## The problem
Search the material for the word "JSON" and report each line where it turns up.

## Input material
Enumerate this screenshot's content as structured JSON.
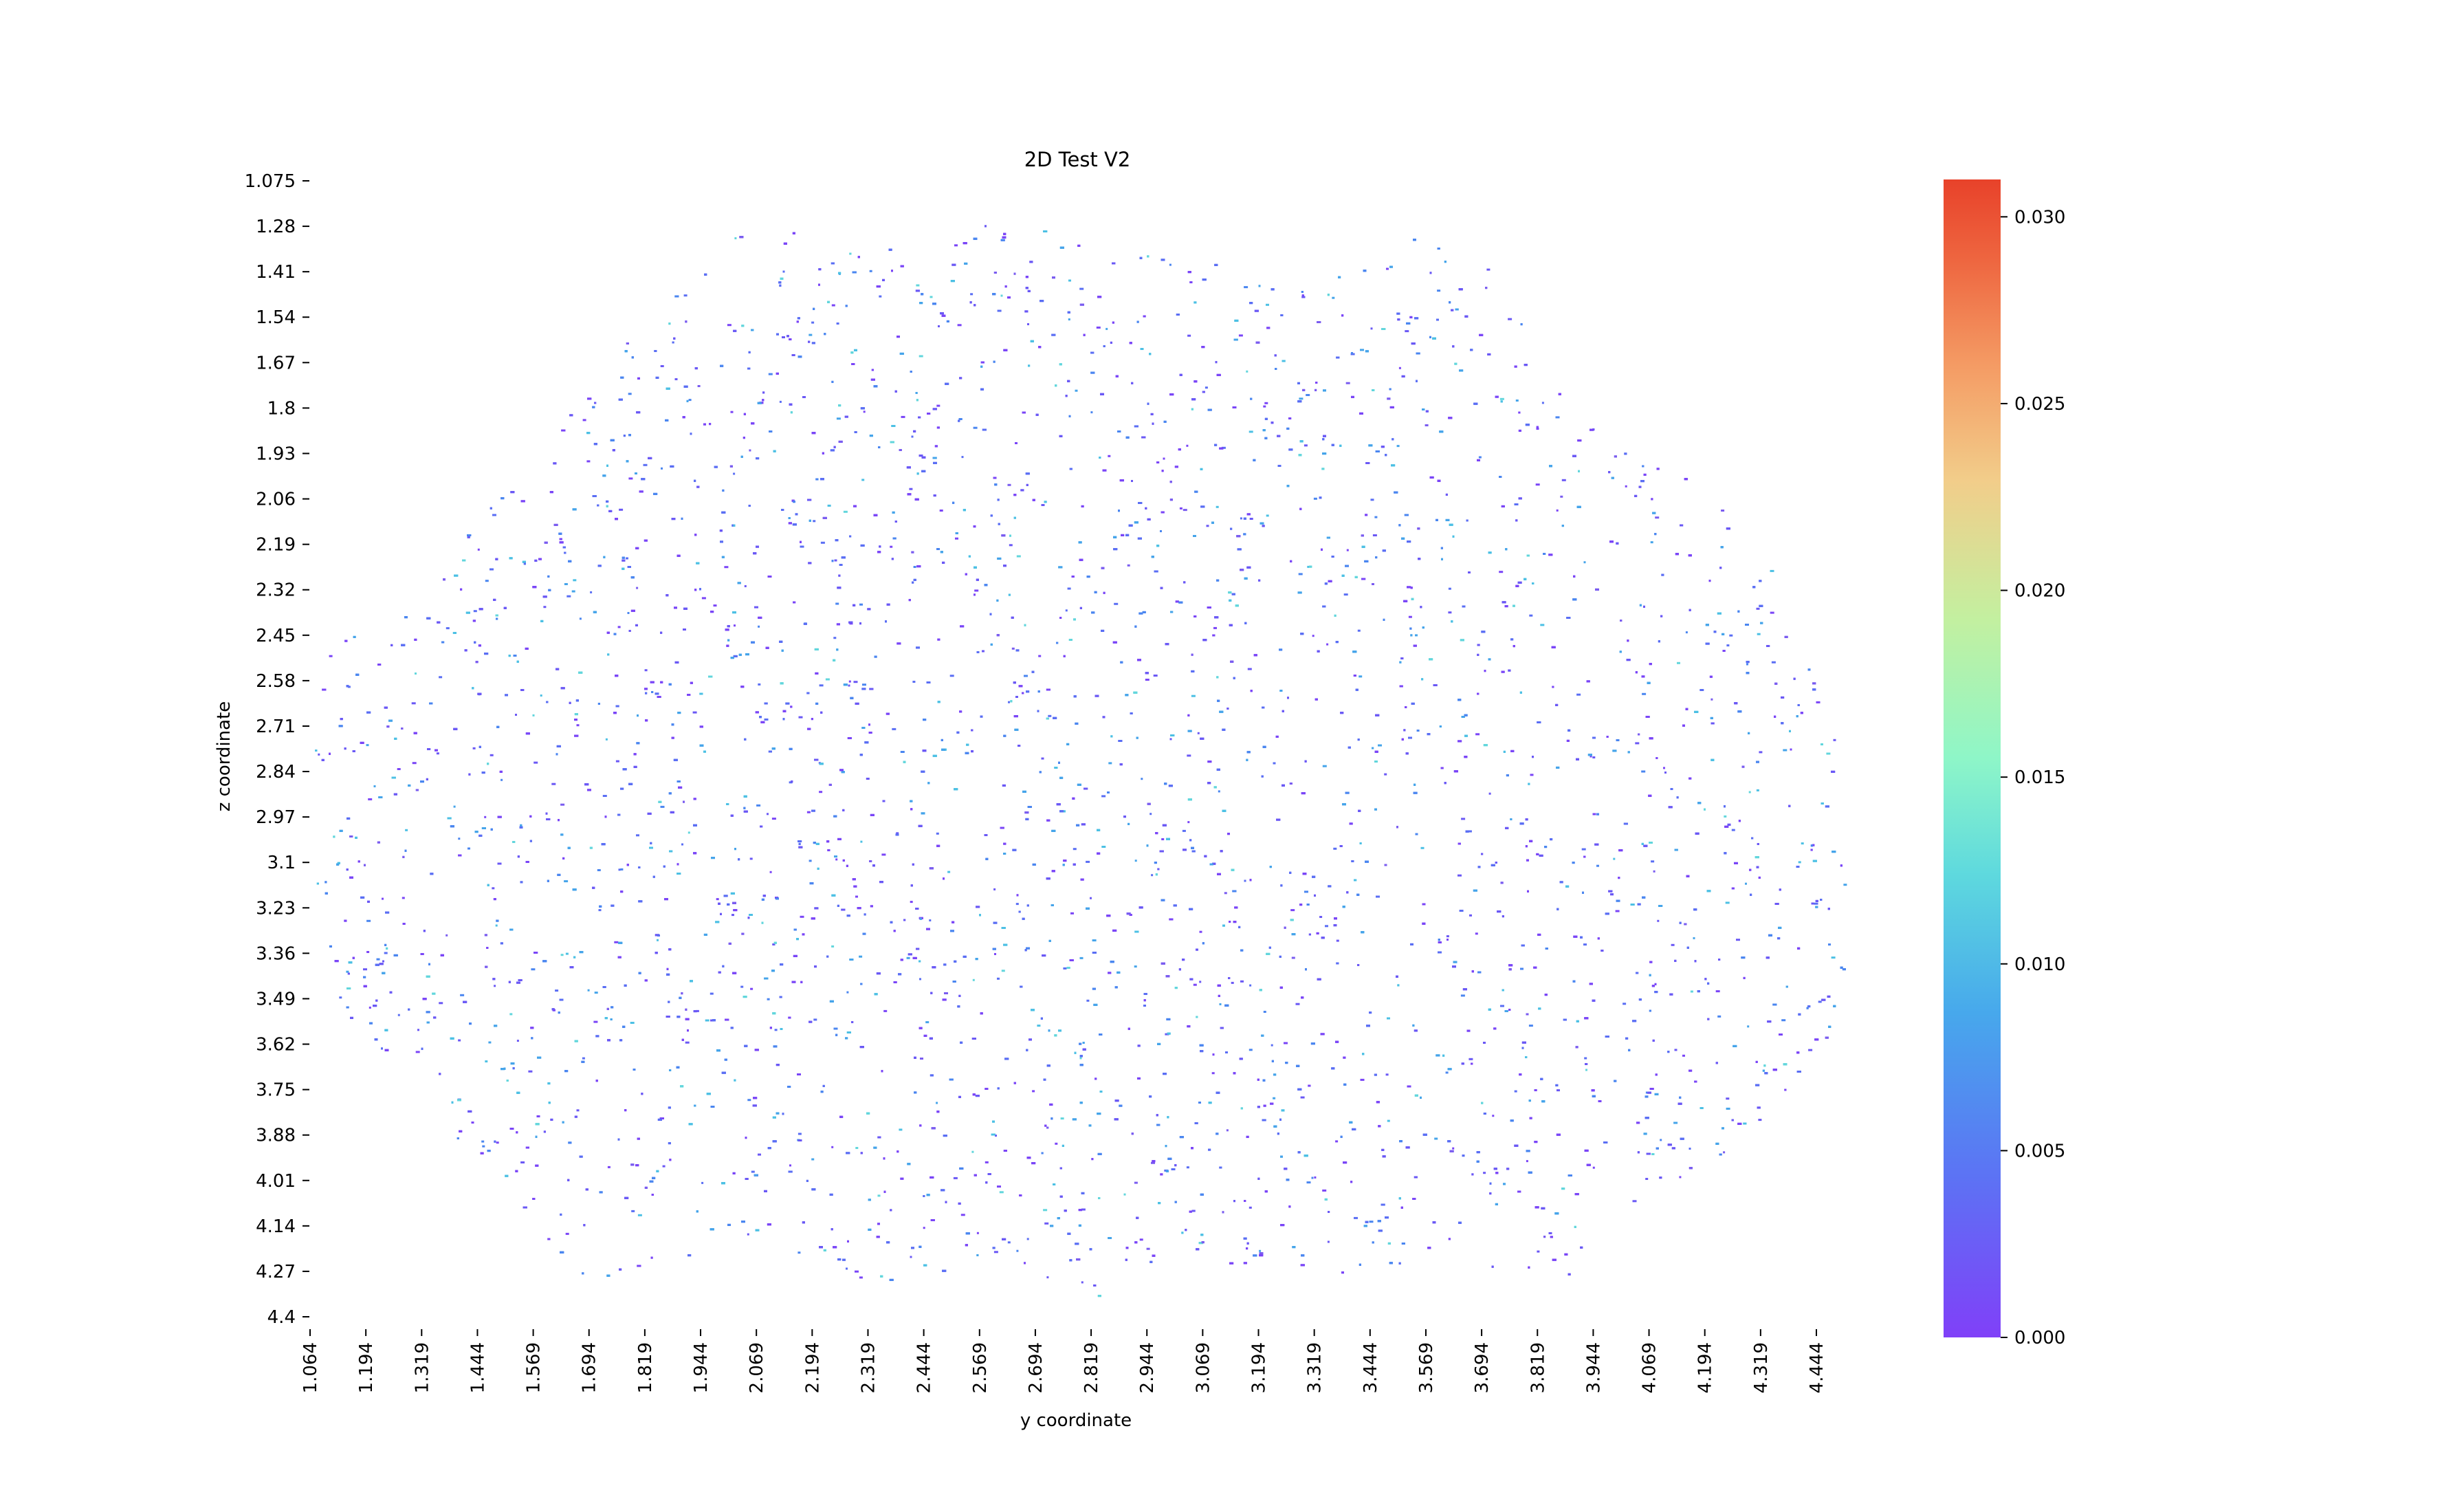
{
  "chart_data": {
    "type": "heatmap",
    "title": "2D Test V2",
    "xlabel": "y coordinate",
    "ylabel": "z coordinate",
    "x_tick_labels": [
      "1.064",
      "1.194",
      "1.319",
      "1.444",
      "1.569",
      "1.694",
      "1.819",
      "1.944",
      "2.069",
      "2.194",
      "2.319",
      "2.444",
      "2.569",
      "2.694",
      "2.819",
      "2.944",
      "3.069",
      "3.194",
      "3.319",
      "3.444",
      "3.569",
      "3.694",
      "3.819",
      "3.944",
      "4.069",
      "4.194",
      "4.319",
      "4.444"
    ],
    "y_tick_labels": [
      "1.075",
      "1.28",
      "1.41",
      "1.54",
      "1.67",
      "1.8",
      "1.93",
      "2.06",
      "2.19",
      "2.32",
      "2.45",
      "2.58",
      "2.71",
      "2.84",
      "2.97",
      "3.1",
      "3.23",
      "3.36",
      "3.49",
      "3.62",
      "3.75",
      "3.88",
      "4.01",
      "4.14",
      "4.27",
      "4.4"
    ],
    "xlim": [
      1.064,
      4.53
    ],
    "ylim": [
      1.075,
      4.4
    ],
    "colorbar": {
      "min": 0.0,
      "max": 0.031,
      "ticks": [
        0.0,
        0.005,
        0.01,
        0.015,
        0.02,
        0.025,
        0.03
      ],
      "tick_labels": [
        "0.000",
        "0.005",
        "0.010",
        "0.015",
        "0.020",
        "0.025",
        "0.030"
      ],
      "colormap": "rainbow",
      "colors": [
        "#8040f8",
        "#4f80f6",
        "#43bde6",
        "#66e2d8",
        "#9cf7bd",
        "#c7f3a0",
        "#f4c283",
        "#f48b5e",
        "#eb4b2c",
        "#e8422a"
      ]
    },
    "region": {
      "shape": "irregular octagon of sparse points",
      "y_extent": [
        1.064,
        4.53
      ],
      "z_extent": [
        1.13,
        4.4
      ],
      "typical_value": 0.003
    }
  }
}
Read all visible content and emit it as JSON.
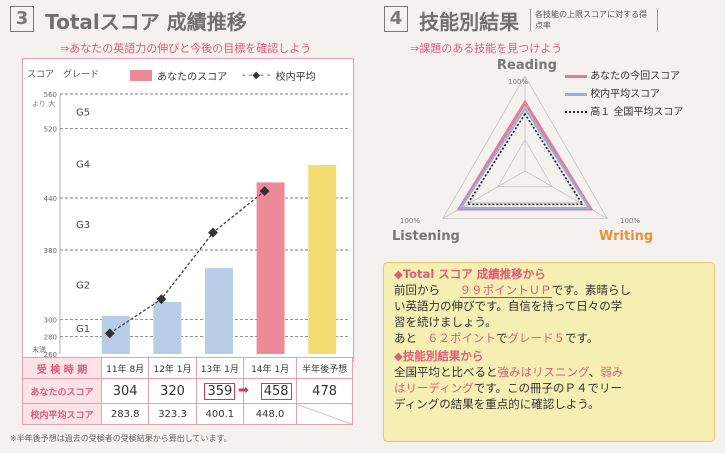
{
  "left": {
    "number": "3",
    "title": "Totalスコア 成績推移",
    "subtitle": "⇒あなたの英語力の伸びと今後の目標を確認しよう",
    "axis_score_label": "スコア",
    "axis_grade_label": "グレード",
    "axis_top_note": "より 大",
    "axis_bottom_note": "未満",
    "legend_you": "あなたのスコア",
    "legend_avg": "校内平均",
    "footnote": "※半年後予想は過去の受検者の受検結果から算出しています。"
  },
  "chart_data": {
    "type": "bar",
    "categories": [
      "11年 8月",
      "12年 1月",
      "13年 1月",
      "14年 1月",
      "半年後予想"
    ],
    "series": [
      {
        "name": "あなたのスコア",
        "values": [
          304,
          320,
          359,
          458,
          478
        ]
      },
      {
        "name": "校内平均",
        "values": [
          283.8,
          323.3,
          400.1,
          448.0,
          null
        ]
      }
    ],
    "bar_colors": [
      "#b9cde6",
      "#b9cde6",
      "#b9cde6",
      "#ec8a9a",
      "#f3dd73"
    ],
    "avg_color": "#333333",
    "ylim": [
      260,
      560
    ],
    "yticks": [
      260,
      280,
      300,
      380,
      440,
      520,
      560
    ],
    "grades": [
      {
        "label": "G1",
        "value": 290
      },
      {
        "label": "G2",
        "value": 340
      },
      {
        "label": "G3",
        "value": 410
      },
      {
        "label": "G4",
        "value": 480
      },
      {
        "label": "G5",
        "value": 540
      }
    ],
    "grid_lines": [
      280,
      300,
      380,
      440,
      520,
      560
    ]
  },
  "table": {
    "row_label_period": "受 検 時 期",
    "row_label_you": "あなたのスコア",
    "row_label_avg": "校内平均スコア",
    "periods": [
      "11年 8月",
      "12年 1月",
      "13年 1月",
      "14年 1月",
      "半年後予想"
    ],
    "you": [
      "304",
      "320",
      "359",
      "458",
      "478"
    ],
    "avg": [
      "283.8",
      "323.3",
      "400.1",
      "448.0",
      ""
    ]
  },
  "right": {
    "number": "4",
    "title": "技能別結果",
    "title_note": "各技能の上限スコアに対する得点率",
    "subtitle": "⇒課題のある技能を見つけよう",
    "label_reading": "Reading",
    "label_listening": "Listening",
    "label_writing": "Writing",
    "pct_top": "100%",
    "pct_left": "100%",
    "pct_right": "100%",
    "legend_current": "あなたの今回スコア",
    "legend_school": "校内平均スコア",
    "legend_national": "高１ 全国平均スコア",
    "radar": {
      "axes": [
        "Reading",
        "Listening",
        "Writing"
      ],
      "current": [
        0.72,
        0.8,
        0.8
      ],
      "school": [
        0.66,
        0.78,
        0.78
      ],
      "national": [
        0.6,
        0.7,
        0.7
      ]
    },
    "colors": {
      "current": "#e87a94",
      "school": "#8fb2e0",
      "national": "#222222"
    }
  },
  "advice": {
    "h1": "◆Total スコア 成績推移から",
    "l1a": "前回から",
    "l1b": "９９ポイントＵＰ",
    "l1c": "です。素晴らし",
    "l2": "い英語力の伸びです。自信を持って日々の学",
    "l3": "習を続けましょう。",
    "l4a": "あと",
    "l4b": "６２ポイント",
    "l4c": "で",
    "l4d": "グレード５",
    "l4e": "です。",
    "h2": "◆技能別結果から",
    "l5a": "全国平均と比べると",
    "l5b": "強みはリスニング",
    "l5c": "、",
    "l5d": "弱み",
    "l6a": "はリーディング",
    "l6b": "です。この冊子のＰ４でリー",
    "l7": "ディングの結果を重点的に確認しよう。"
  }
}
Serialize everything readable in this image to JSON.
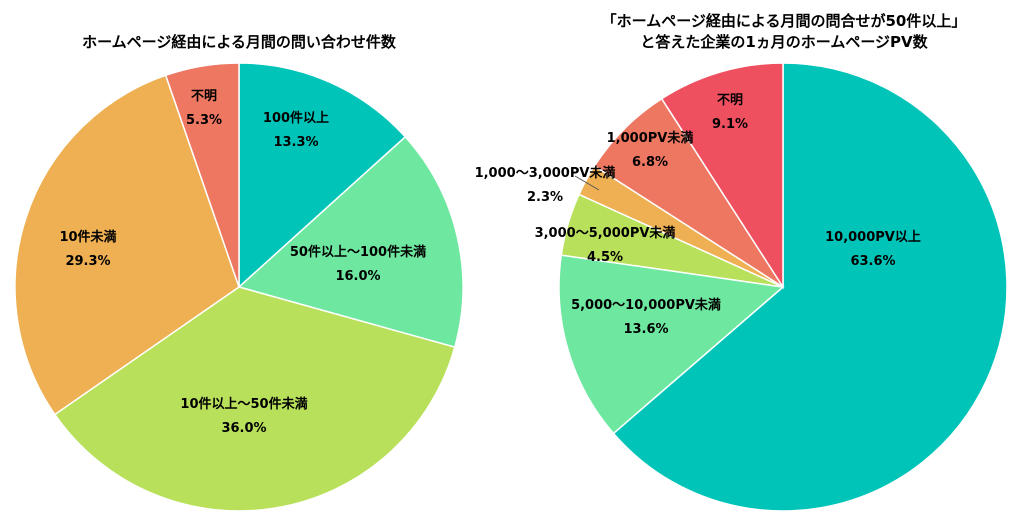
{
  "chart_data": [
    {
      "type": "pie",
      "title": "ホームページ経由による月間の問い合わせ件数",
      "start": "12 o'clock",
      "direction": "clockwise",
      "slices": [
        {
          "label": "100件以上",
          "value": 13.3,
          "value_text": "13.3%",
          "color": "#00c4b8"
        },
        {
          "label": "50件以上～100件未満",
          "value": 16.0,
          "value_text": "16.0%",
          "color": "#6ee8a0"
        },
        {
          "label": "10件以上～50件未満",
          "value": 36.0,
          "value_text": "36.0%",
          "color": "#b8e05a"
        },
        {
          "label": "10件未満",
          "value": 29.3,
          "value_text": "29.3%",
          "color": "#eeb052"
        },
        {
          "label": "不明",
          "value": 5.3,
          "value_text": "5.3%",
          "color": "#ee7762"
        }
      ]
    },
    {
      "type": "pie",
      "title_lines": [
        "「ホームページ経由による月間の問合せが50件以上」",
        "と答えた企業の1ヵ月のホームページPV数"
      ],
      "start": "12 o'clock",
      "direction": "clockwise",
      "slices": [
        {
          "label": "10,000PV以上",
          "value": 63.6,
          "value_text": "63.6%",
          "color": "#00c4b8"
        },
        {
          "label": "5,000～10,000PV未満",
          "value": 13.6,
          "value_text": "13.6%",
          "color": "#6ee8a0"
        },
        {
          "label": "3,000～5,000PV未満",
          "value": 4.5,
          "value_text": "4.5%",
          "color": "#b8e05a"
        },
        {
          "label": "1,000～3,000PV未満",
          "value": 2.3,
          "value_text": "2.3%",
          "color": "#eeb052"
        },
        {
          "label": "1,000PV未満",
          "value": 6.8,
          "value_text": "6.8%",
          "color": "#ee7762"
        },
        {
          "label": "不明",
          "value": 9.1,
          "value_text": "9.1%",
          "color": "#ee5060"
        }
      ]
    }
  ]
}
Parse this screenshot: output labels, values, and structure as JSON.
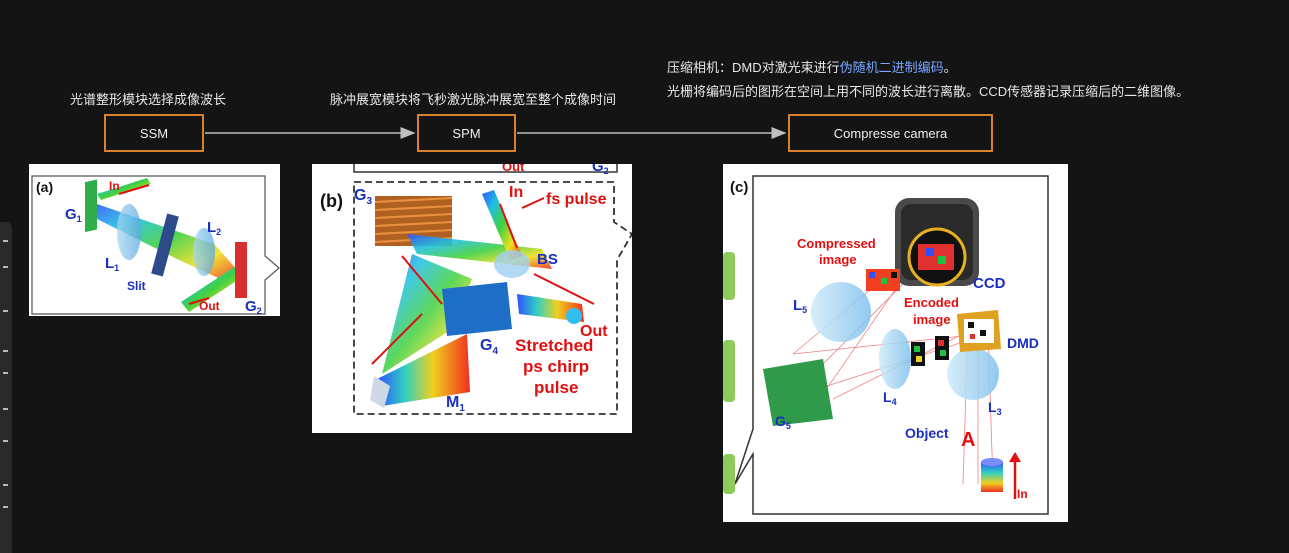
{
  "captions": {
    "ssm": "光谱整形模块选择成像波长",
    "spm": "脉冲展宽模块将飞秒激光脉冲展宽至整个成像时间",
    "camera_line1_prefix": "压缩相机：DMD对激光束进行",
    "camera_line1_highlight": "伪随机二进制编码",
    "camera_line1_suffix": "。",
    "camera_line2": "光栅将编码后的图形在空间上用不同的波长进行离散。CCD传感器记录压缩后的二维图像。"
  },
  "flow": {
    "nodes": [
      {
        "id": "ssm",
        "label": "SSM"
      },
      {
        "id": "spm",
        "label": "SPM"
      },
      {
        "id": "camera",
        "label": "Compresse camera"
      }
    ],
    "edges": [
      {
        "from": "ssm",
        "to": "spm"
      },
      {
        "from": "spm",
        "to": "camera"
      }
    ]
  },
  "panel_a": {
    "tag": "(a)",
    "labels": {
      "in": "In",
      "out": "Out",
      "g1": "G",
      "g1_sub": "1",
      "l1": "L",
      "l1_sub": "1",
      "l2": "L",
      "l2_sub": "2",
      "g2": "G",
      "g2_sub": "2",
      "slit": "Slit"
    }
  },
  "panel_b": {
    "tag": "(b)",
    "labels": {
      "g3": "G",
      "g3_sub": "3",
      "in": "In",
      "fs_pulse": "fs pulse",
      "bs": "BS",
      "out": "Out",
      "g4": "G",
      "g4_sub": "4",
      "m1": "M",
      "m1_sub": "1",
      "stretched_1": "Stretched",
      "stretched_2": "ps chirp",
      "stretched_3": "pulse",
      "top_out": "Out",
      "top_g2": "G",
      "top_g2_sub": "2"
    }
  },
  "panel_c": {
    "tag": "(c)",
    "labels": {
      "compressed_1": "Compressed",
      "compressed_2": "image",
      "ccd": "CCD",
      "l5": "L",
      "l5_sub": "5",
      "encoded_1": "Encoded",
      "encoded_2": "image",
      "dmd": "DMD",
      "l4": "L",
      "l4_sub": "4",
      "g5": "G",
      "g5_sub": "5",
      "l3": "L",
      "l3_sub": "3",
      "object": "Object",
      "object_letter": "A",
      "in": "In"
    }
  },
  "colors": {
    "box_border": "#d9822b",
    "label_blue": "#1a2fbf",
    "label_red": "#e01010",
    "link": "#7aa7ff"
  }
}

## Exercise response
Enumerate this screenshot's content as structured JSON.
Read all visible content and emit it as JSON.
Serialize everything readable in this image to JSON.
Parse this screenshot: output labels, values, and structure as JSON.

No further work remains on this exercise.